Instruction: Look through the material below. Copy every line with the string "name" in it.

Records to use:
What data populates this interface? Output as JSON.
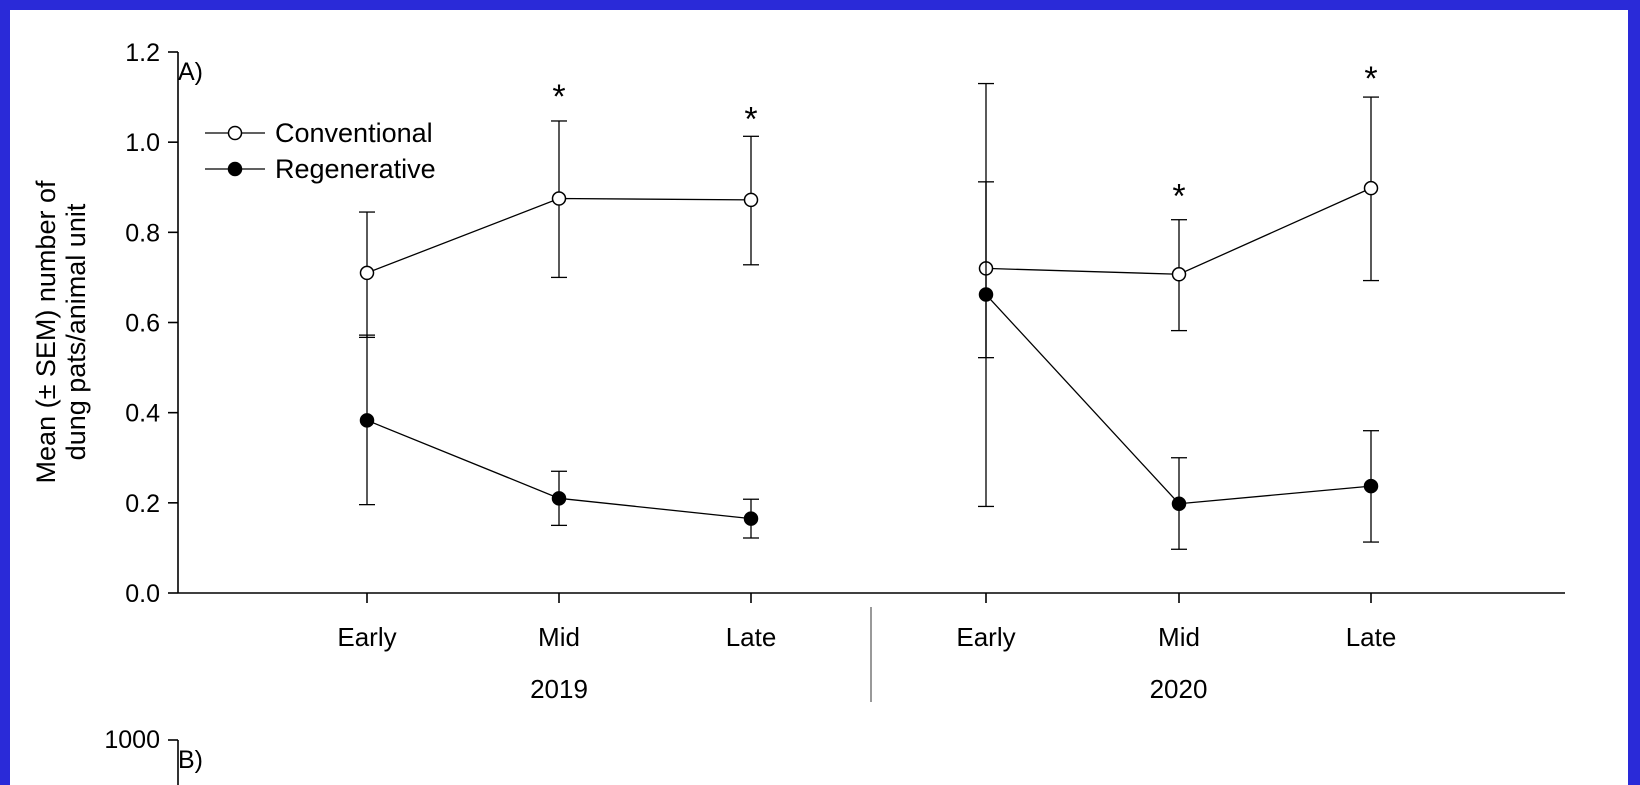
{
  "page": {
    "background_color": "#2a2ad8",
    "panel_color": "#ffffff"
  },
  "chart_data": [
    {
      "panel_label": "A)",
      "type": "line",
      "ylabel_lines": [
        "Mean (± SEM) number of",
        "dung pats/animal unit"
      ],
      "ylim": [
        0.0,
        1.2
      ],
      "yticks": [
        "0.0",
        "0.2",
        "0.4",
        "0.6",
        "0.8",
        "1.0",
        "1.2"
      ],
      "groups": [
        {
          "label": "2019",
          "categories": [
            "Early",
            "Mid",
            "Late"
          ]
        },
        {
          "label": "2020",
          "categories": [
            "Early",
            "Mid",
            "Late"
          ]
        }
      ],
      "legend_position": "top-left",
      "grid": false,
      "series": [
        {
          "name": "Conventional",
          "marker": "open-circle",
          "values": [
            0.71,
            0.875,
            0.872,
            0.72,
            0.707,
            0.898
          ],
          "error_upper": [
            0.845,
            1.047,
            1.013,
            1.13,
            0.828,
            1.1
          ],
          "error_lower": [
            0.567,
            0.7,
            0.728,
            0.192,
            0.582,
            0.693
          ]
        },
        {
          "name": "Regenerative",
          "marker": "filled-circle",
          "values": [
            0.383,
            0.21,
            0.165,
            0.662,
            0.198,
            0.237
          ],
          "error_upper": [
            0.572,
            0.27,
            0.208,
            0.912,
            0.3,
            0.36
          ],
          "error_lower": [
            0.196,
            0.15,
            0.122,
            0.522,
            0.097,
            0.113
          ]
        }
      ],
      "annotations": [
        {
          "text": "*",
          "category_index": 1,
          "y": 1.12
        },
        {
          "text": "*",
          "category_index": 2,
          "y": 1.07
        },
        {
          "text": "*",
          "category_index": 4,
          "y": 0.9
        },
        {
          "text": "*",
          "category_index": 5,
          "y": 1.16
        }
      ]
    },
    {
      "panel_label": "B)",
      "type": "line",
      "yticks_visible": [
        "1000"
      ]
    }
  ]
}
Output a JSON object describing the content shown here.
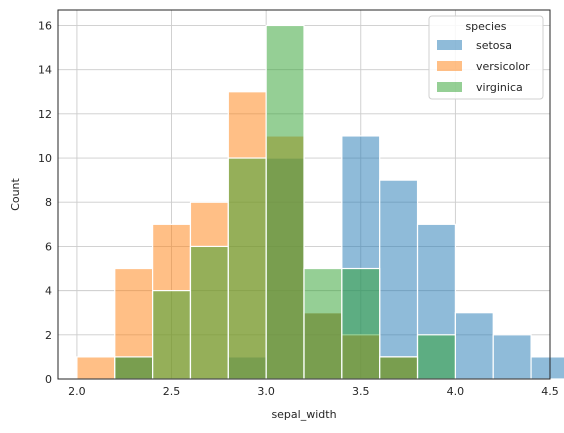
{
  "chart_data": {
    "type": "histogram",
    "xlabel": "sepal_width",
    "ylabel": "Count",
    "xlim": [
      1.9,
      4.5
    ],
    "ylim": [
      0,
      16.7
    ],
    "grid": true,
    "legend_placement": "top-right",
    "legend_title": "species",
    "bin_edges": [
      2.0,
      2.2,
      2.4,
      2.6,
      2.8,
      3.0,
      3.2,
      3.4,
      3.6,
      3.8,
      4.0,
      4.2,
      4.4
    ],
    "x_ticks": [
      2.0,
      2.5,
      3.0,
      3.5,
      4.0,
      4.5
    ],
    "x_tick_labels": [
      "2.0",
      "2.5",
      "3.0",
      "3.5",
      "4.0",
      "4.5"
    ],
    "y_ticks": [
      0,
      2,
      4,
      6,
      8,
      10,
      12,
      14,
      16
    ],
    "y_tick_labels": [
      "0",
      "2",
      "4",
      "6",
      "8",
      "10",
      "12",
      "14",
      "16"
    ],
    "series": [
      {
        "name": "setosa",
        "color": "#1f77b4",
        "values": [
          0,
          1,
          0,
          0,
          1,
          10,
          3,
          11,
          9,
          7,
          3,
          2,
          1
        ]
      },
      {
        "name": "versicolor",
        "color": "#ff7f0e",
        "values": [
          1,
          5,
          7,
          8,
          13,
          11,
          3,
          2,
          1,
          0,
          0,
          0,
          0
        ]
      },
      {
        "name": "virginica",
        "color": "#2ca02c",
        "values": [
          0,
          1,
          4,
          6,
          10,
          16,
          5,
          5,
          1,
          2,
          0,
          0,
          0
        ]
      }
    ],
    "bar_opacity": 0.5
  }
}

Expected answer:
          "name": "Conventional",
          "name": "Regenerative",
        "name": "setosa",
        "name": "versicolor",
        "name": "virginica",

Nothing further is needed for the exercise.